REQUIREMENTS =>
Every line with the string "perioden" should be gathered.

(Records from a collection of figures)
= = = = = = =

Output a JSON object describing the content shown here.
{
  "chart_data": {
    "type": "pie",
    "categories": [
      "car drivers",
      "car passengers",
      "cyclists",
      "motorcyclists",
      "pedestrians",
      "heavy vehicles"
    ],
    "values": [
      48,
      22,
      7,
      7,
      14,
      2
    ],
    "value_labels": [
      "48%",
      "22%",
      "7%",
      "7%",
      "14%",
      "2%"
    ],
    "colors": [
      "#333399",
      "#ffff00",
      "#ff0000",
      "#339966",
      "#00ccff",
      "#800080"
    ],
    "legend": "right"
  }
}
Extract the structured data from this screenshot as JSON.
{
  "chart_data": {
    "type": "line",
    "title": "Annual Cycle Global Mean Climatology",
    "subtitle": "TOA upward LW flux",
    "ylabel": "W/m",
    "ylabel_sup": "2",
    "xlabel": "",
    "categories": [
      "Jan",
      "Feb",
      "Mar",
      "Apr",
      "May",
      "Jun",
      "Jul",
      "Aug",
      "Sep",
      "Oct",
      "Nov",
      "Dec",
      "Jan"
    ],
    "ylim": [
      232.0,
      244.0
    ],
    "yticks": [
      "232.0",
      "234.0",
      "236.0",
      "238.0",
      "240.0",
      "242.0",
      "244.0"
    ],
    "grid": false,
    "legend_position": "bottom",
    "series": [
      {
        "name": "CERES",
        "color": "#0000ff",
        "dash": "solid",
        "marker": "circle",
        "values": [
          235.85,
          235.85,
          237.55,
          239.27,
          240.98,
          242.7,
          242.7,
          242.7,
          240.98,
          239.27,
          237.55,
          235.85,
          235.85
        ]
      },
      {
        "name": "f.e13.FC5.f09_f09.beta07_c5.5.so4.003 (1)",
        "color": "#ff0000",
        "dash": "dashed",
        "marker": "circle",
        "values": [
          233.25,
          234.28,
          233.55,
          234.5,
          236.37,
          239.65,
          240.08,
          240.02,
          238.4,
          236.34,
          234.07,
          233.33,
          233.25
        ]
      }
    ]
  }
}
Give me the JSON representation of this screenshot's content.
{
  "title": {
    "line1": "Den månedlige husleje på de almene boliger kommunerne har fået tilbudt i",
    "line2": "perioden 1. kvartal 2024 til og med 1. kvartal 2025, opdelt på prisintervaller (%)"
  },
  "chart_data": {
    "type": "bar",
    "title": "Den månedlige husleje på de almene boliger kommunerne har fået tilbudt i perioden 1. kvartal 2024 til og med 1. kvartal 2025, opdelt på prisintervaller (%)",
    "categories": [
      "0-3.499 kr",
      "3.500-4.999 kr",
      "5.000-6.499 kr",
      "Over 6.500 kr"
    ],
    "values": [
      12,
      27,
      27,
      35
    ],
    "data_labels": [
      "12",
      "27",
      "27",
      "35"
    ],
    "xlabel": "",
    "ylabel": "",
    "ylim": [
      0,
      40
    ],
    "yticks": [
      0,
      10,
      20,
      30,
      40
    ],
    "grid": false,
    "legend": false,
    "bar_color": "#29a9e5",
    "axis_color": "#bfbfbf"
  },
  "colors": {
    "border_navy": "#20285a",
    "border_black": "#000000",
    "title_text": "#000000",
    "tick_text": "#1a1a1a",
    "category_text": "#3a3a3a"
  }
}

= = = = = = =

WRITTEN RESPONSE =>
    "line2": "perioden 1. kvartal 2024 til og med 1. kvartal 2025, opdelt på prisintervaller (%)"
    "title": "Den månedlige husleje på de almene boliger kommunerne har fået tilbudt i perioden 1. kvartal 2024 til og med 1. kvartal 2025, opdelt på prisintervaller (%)",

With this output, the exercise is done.